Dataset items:
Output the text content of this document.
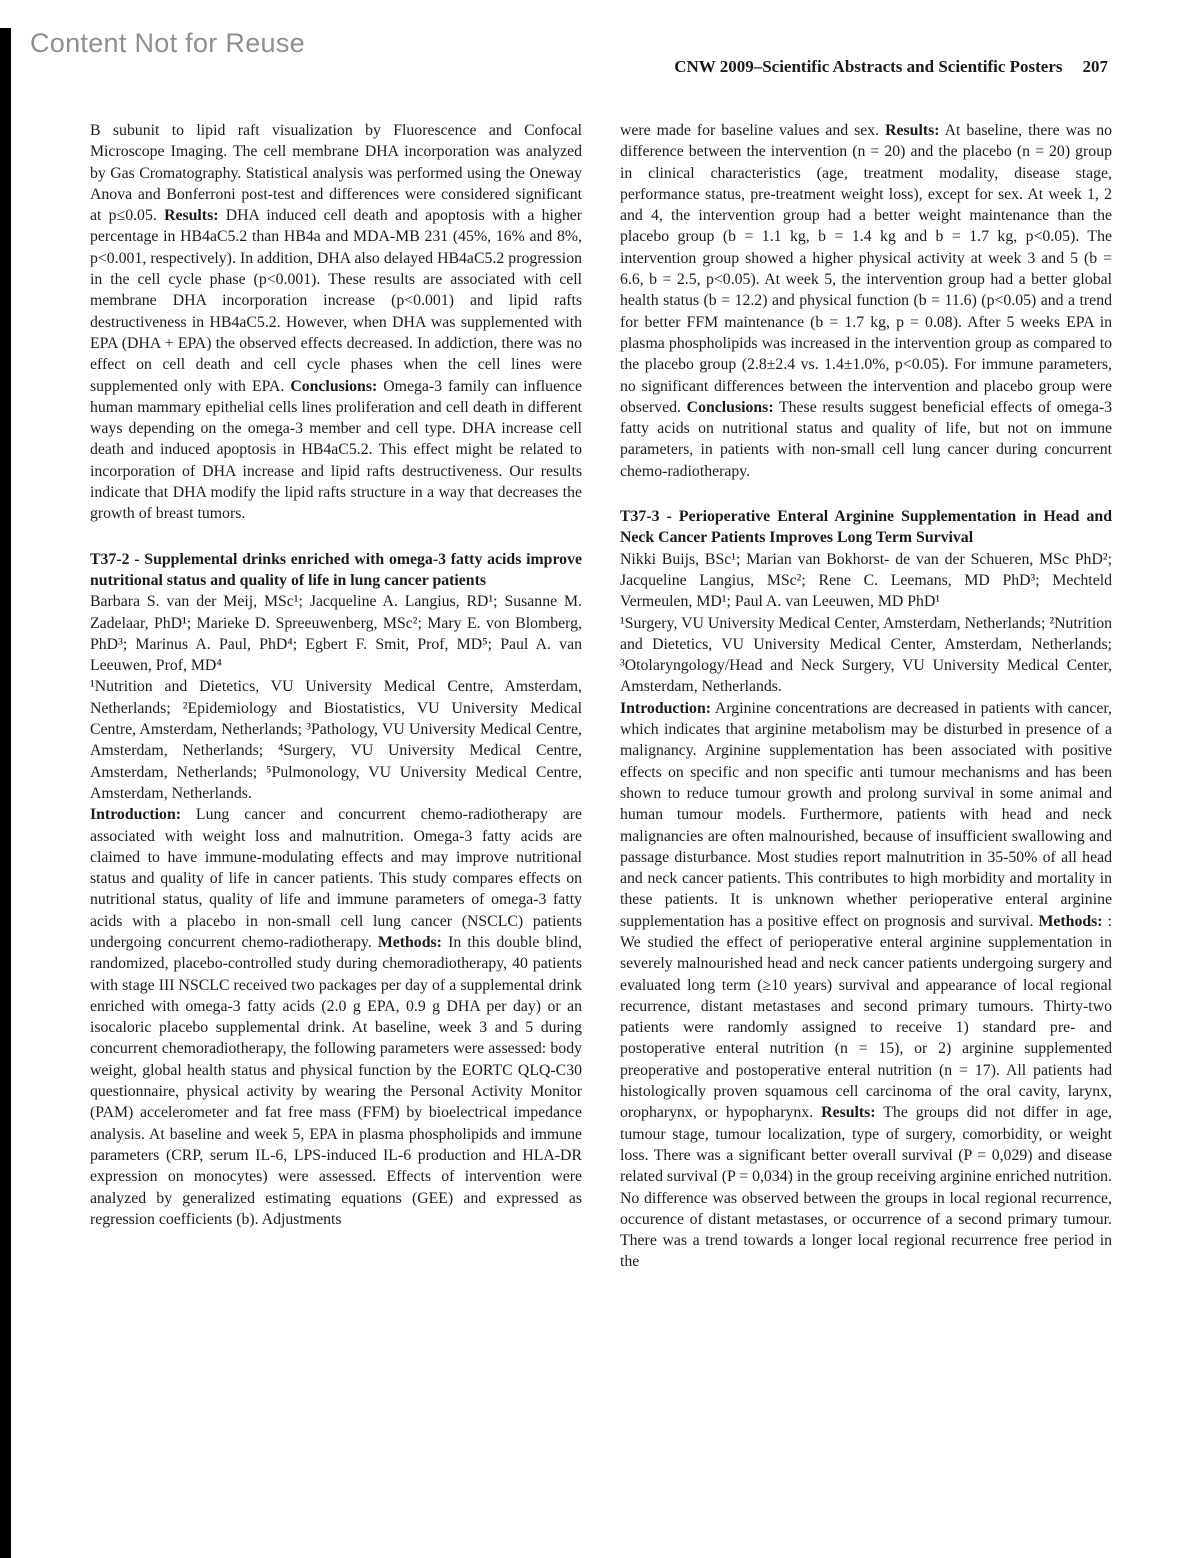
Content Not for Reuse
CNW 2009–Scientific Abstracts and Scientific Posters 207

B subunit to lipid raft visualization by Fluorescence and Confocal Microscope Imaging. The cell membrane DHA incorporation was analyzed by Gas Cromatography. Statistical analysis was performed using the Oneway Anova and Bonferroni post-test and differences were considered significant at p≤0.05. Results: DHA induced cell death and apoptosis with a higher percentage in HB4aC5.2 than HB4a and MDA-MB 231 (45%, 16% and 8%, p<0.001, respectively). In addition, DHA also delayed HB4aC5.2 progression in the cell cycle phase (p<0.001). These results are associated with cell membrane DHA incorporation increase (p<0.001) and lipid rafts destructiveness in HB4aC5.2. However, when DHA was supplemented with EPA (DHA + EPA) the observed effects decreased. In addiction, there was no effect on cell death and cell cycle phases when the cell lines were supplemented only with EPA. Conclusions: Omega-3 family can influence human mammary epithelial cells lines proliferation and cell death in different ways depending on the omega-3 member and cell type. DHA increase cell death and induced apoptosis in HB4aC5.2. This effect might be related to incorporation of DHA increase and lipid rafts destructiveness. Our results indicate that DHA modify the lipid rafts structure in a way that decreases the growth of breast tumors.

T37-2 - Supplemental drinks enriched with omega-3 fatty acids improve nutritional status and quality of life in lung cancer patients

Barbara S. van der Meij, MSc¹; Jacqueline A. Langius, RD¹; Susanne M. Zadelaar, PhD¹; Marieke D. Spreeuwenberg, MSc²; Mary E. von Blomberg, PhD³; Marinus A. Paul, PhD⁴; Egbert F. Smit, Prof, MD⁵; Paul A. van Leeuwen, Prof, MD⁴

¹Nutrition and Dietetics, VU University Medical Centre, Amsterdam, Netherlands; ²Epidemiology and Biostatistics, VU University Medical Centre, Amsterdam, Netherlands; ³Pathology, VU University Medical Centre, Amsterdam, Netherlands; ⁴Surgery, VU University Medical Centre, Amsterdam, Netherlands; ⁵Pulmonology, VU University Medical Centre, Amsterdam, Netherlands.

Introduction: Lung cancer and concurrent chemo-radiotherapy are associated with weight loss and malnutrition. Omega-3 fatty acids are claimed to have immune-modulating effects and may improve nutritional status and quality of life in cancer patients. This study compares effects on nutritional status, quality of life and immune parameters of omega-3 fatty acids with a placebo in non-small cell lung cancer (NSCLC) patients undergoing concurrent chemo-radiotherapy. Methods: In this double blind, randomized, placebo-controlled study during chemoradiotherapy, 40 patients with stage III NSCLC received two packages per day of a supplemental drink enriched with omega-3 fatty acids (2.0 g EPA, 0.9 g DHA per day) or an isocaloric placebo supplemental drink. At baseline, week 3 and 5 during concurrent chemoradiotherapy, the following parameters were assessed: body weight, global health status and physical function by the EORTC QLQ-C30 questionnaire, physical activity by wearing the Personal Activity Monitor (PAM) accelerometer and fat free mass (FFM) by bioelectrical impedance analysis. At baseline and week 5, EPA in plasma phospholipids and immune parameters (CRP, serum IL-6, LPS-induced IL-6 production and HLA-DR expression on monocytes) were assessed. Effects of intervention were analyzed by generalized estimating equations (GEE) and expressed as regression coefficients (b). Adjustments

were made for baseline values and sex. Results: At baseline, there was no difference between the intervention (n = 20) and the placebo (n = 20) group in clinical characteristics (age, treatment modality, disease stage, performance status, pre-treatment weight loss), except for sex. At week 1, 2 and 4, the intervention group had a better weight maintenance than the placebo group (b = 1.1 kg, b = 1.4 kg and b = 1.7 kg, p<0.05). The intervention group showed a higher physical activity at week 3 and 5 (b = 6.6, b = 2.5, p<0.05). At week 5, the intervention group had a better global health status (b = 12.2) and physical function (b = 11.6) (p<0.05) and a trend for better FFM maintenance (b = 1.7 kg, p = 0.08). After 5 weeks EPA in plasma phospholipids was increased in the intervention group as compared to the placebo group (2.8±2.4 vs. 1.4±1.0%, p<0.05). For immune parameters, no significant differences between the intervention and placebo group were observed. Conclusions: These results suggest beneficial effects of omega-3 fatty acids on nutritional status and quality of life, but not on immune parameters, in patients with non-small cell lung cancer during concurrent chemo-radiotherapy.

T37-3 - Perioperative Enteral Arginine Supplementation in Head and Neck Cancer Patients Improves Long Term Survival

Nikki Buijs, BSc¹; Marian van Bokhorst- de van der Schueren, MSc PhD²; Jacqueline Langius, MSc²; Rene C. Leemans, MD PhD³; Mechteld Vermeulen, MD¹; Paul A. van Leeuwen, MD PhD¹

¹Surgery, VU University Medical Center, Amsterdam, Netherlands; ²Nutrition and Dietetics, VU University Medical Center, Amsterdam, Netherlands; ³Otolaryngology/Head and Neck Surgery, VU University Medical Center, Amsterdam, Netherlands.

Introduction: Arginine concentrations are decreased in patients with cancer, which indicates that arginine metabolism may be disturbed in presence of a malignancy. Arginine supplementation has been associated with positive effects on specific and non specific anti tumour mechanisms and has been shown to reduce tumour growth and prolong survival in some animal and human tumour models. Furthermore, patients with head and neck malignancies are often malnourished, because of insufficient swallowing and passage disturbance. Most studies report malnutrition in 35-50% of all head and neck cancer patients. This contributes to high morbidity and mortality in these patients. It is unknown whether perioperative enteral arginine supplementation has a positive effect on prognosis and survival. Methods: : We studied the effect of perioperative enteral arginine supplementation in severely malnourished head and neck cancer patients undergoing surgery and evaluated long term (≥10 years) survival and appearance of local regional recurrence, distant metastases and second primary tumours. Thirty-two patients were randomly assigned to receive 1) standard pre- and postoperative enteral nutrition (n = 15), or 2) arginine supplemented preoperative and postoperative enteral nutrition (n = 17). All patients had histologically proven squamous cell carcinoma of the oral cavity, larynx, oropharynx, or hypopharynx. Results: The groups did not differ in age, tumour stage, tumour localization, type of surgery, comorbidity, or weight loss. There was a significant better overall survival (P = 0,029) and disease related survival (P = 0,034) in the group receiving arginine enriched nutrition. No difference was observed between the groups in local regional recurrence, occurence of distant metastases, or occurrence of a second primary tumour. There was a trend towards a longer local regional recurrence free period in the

--

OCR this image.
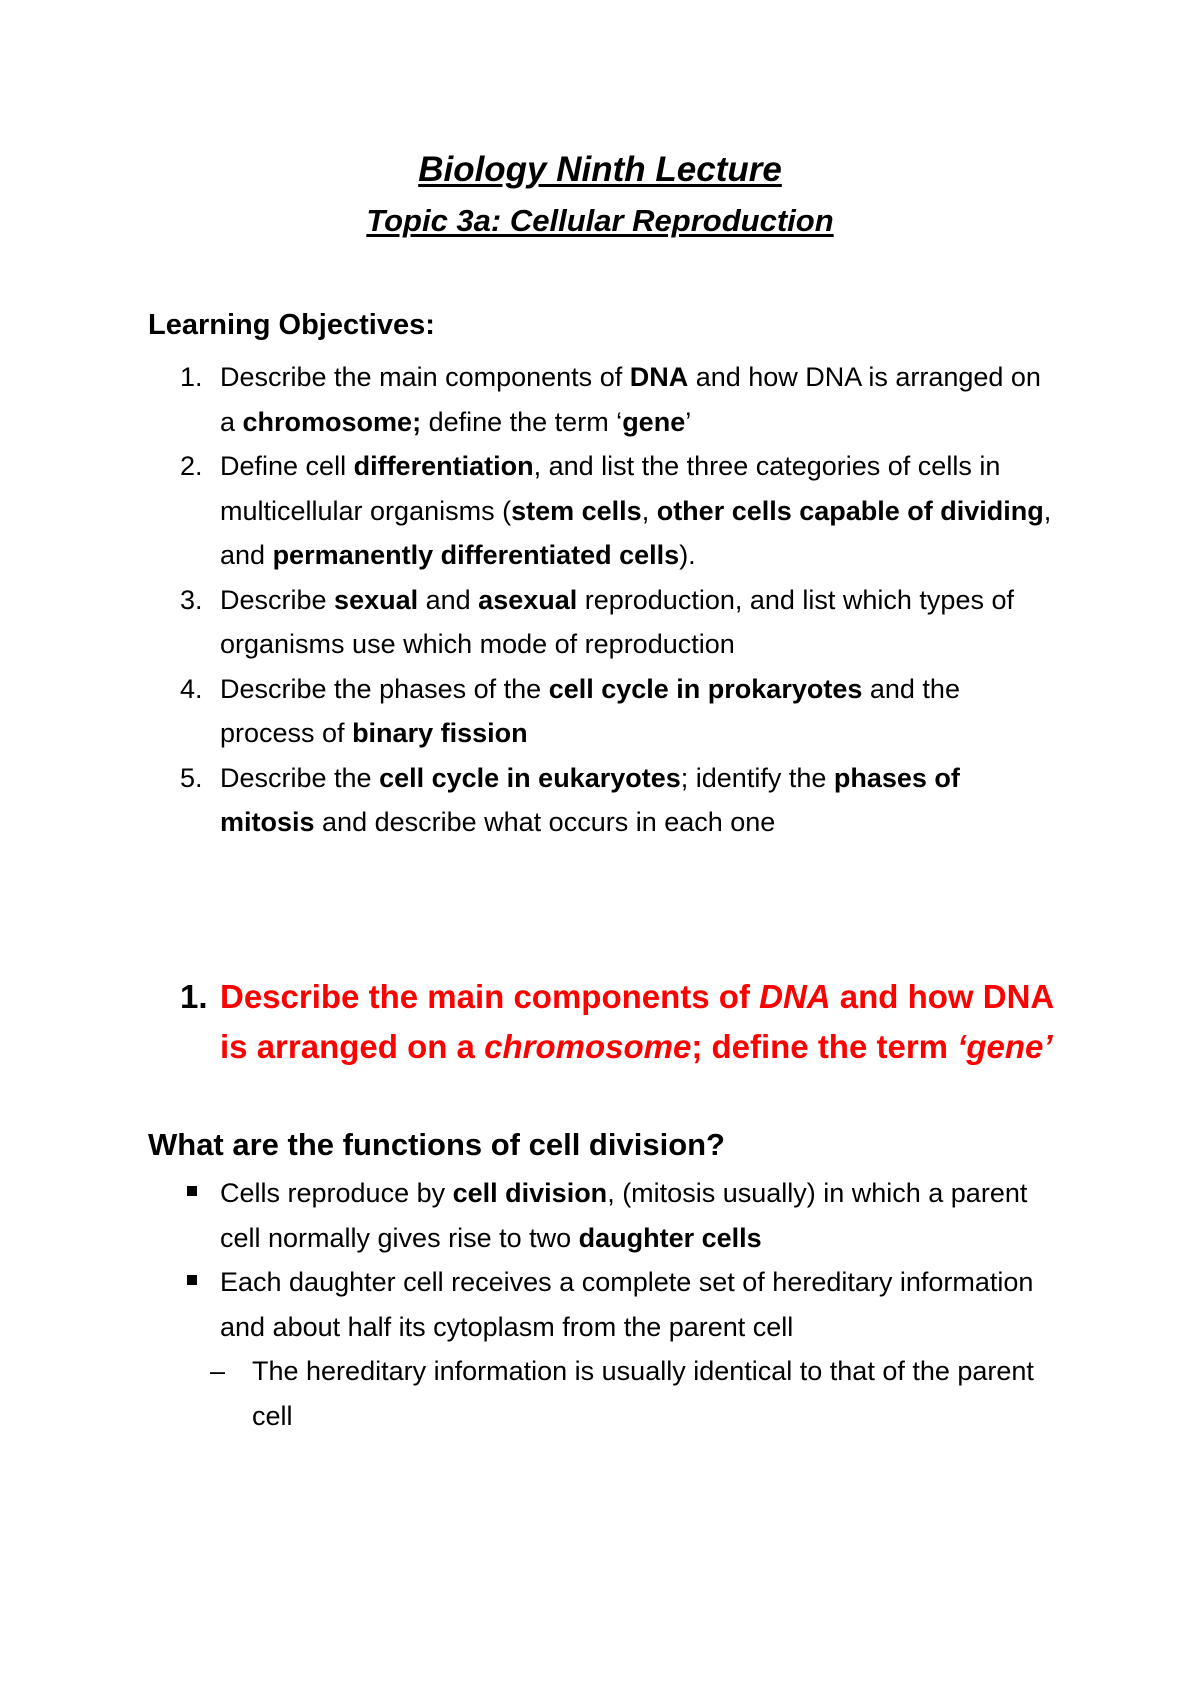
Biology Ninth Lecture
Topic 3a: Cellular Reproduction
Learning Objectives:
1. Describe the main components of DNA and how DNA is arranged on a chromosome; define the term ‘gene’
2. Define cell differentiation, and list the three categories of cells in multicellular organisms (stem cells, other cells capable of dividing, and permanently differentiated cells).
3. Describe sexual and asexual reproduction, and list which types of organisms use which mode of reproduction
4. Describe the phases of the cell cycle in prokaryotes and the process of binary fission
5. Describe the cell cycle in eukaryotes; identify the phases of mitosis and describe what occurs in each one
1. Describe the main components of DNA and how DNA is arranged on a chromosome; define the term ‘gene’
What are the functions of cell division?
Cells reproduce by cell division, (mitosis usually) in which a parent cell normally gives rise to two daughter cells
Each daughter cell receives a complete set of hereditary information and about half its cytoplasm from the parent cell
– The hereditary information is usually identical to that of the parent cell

> [Your goal]: Find the word "Amsterdam" in the data and show each line that holds it.

> [Result for this exercise]:
¹Nutrition and Dietetics, VU University Medical Centre, Amsterdam, Netherlands; ²Epidemiology and Biostatistics, VU University Medical Centre, Amsterdam, Netherlands; ³Pathology, VU University Medical Centre, Amsterdam, Netherlands; ⁴Surgery, VU University Medical Centre, Amsterdam, Netherlands; ⁵Pulmonology, VU University Medical Centre, Amsterdam, Netherlands.
¹Surgery, VU University Medical Center, Amsterdam, Netherlands; ²Nutrition and Dietetics, VU University Medical Center, Amsterdam, Netherlands; ³Otolaryngology/Head and Neck Surgery, VU University Medical Center, Amsterdam, Netherlands.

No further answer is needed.